-- Exercise inputs start --
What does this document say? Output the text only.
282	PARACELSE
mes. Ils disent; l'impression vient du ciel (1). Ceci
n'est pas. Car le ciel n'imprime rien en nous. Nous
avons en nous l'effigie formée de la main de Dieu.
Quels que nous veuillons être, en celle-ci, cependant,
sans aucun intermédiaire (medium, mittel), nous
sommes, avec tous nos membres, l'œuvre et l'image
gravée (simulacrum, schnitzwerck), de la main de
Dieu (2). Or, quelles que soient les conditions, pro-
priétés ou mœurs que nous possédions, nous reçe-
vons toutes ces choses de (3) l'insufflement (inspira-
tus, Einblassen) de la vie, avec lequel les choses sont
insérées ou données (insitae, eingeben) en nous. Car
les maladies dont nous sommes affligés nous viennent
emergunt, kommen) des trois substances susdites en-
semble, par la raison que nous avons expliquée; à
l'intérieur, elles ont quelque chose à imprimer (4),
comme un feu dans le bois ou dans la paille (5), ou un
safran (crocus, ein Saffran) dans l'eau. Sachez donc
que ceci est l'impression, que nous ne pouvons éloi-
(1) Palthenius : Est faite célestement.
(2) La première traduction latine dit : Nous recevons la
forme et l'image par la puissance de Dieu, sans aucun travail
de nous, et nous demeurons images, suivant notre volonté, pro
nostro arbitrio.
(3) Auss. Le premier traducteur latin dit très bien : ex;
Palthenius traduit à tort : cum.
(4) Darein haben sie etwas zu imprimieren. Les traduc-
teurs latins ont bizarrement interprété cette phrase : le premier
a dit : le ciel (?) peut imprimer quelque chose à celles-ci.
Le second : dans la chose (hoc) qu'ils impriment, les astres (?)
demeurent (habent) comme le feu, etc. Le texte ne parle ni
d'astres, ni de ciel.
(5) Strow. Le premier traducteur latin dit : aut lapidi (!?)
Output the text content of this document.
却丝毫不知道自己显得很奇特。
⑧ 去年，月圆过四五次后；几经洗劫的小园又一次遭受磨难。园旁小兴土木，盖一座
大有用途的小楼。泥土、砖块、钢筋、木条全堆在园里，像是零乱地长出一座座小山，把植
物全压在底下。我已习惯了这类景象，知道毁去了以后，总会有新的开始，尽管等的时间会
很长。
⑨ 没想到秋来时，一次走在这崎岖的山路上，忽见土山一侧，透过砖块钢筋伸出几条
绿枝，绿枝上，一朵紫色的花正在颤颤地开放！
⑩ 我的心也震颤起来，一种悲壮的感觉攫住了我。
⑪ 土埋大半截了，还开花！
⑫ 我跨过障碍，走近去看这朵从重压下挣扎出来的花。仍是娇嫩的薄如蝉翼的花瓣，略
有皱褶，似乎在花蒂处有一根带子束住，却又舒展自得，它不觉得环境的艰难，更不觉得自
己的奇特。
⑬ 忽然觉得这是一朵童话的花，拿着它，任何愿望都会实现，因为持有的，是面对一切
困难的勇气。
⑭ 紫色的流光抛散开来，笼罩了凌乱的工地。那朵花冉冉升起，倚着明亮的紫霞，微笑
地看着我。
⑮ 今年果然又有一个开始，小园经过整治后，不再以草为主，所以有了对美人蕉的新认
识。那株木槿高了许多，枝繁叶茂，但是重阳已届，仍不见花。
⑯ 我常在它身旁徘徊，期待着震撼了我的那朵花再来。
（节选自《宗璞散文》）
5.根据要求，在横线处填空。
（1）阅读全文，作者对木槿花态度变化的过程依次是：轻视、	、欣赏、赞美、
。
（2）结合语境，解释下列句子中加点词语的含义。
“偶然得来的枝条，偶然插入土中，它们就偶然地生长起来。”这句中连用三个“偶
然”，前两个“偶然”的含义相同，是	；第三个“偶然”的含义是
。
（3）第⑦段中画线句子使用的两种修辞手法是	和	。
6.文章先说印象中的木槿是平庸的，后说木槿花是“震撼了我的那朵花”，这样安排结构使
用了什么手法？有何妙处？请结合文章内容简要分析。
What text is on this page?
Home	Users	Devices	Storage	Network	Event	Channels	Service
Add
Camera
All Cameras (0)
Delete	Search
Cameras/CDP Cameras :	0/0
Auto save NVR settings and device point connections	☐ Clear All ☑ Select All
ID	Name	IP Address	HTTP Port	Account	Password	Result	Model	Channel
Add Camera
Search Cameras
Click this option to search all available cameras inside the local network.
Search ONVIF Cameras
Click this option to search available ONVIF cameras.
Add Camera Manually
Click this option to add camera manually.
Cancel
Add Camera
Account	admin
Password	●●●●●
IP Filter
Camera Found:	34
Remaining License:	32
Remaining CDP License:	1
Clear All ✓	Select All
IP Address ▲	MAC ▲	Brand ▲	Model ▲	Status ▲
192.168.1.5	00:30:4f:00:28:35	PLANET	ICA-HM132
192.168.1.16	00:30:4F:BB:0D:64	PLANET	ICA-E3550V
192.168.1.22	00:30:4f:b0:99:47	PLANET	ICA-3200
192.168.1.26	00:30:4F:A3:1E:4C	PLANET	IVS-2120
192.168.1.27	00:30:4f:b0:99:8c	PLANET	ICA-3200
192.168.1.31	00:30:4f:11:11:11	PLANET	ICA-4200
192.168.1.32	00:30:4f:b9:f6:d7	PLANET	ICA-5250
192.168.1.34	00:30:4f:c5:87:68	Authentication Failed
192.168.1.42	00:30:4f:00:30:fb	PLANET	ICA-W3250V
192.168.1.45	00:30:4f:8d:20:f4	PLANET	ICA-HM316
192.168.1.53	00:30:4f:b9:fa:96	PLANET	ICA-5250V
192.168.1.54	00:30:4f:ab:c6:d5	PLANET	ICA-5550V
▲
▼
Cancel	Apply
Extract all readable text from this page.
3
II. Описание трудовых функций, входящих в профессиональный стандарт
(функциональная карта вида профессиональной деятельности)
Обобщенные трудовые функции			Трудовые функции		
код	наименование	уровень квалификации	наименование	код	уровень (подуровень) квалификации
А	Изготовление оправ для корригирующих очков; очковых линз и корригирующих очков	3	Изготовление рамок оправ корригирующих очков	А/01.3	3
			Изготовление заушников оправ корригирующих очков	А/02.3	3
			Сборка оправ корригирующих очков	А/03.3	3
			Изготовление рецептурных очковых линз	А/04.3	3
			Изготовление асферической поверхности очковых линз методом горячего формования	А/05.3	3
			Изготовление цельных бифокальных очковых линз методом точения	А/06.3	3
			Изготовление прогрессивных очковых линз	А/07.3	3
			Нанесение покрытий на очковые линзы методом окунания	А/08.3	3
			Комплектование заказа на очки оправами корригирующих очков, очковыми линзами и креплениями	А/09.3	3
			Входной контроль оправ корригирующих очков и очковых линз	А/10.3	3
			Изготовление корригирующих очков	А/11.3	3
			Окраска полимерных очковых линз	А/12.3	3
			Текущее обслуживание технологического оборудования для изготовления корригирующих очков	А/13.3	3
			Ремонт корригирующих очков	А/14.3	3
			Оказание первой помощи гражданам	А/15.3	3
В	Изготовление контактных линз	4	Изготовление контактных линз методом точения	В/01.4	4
-- Exercise inputs end --
Extract every entry in the listing word for word.

*Correct result*
What does this document say? Output the text only.
282	PARACELSE
mes. Ils disent; l'impression vient du ciel (1). Ceci
n'est pas. Car le ciel n'imprime rien en nous. Nous
avons en nous l'effigie formée de la main de Dieu.
Quels que nous veuillons être, en celle-ci, cependant,
sans aucun intermédiaire (medium, mittel), nous
sommes, avec tous nos membres, l'œuvre et l'image
gravée (simulacrum, schnitzwerck), de la main de
Dieu (2). Or, quelles que soient les conditions, pro-
priétés ou mœurs que nous possédions, nous reçe-
vons toutes ces choses de (3) l'insufflement (inspira-
tus, Einblassen) de la vie, avec lequel les choses sont
insérées ou données (insitae, eingeben) en nous. Car
les maladies dont nous sommes affligés nous viennent
emergunt, kommen) des trois substances susdites en-
semble, par la raison que nous avons expliquée; à
l'intérieur, elles ont quelque chose à imprimer (4),
comme un feu dans le bois ou dans la paille (5), ou un
safran (crocus, ein Saffran) dans l'eau. Sachez donc
que ceci est l'impression, que nous ne pouvons éloi-
(1) Palthenius : Est faite célestement.
(2) La première traduction latine dit : Nous recevons la
forme et l'image par la puissance de Dieu, sans aucun travail
de nous, et nous demeurons images, suivant notre volonté, pro
nostro arbitrio.
(3) Auss. Le premier traducteur latin dit très bien : ex;
Palthenius traduit à tort : cum.
(4) Darein haben sie etwas zu imprimieren. Les traduc-
teurs latins ont bizarrement interprété cette phrase : le premier
a dit : le ciel (?) peut imprimer quelque chose à celles-ci.
Le second : dans la chose (hoc) qu'ils impriment, les astres (?)
demeurent (habent) comme le feu, etc. Le texte ne parle ni
d'astres, ni de ciel.
(5) Strow. Le premier traducteur latin dit : aut lapidi (!?)
Output the text content of this document.
却丝毫不知道自己显得很奇特。
⑧ 去年，月圆过四五次后；几经洗劫的小园又一次遭受磨难。园旁小兴土木，盖一座
大有用途的小楼。泥土、砖块、钢筋、木条全堆在园里，像是零乱地长出一座座小山，把植
物全压在底下。我已习惯了这类景象，知道毁去了以后，总会有新的开始，尽管等的时间会
很长。
⑨ 没想到秋来时，一次走在这崎岖的山路上，忽见土山一侧，透过砖块钢筋伸出几条
绿枝，绿枝上，一朵紫色的花正在颤颤地开放！
⑩ 我的心也震颤起来，一种悲壮的感觉攫住了我。
⑪ 土埋大半截了，还开花！
⑫ 我跨过障碍，走近去看这朵从重压下挣扎出来的花。仍是娇嫩的薄如蝉翼的花瓣，略
有皱褶，似乎在花蒂处有一根带子束住，却又舒展自得，它不觉得环境的艰难，更不觉得自
己的奇特。
⑬ 忽然觉得这是一朵童话的花，拿着它，任何愿望都会实现，因为持有的，是面对一切
困难的勇气。
⑭ 紫色的流光抛散开来，笼罩了凌乱的工地。那朵花冉冉升起，倚着明亮的紫霞，微笑
地看着我。
⑮ 今年果然又有一个开始，小园经过整治后，不再以草为主，所以有了对美人蕉的新认
识。那株木槿高了许多，枝繁叶茂，但是重阳已届，仍不见花。
⑯ 我常在它身旁徘徊，期待着震撼了我的那朵花再来。
（节选自《宗璞散文》）
5.根据要求，在横线处填空。
（1）阅读全文，作者对木槿花态度变化的过程依次是：轻视、	、欣赏、赞美、
。
（2）结合语境，解释下列句子中加点词语的含义。
“偶然得来的枝条，偶然插入土中，它们就偶然地生长起来。”这句中连用三个“偶
然”，前两个“偶然”的含义相同，是	；第三个“偶然”的含义是
。
（3）第⑦段中画线句子使用的两种修辞手法是	和	。
6.文章先说印象中的木槿是平庸的，后说木槿花是“震撼了我的那朵花”，这样安排结构使
用了什么手法？有何妙处？请结合文章内容简要分析。
What text is on this page?
Home	Users	Devices	Storage	Network	Event	Channels	Service
Add
Camera
All Cameras (0)
Delete	Search
Cameras/CDP Cameras :	0/0
Auto save NVR settings and device point connections	☐ Clear All ☑ Select All
ID	Name	IP Address	HTTP Port	Account	Password	Result	Model	Channel
Add Camera
Search Cameras
Click this option to search all available cameras inside the local network.
Search ONVIF Cameras
Click this option to search available ONVIF cameras.
Add Camera Manually
Click this option to add camera manually.
Cancel
Add Camera
Account	admin
Password	●●●●●
IP Filter
Camera Found:	34
Remaining License:	32
Remaining CDP License:	1
Clear All ✓	Select All
IP Address ▲	MAC ▲	Brand ▲	Model ▲	Status ▲
192.168.1.5	00:30:4f:00:28:35	PLANET	ICA-HM132
192.168.1.16	00:30:4F:BB:0D:64	PLANET	ICA-E3550V
192.168.1.22	00:30:4f:b0:99:47	PLANET	ICA-3200
192.168.1.26	00:30:4F:A3:1E:4C	PLANET	IVS-2120
192.168.1.27	00:30:4f:b0:99:8c	PLANET	ICA-3200
192.168.1.31	00:30:4f:11:11:11	PLANET	ICA-4200
192.168.1.32	00:30:4f:b9:f6:d7	PLANET	ICA-5250
192.168.1.34	00:30:4f:c5:87:68	Authentication Failed
192.168.1.42	00:30:4f:00:30:fb	PLANET	ICA-W3250V
192.168.1.45	00:30:4f:8d:20:f4	PLANET	ICA-HM316
192.168.1.53	00:30:4f:b9:fa:96	PLANET	ICA-5250V
192.168.1.54	00:30:4f:ab:c6:d5	PLANET	ICA-5550V
▲
▼
Cancel	Apply
Extract all readable text from this page.
3
II. Описание трудовых функций, входящих в профессиональный стандарт
(функциональная карта вида профессиональной деятельности)
Обобщенные трудовые функции			Трудовые функции		
код	наименование	уровень квалификации	наименование	код	уровень (подуровень) квалификации
А	Изготовление оправ для корригирующих очков; очковых линз и корригирующих очков	3	Изготовление рамок оправ корригирующих очков	А/01.3	3
			Изготовление заушников оправ корригирующих очков	А/02.3	3
			Сборка оправ корригирующих очков	А/03.3	3
			Изготовление рецептурных очковых линз	А/04.3	3
			Изготовление асферической поверхности очковых линз методом горячего формования	А/05.3	3
			Изготовление цельных бифокальных очковых линз методом точения	А/06.3	3
			Изготовление прогрессивных очковых линз	А/07.3	3
			Нанесение покрытий на очковые линзы методом окунания	А/08.3	3
			Комплектование заказа на очки оправами корригирующих очков, очковыми линзами и креплениями	А/09.3	3
			Входной контроль оправ корригирующих очков и очковых линз	А/10.3	3
			Изготовление корригирующих очков	А/11.3	3
			Окраска полимерных очковых линз	А/12.3	3
			Текущее обслуживание технологического оборудования для изготовления корригирующих очков	А/13.3	3
			Ремонт корригирующих очков	А/14.3	3
			Оказание первой помощи гражданам	А/15.3	3
В	Изготовление контактных линз	4	Изготовление контактных линз методом точения	В/01.4	4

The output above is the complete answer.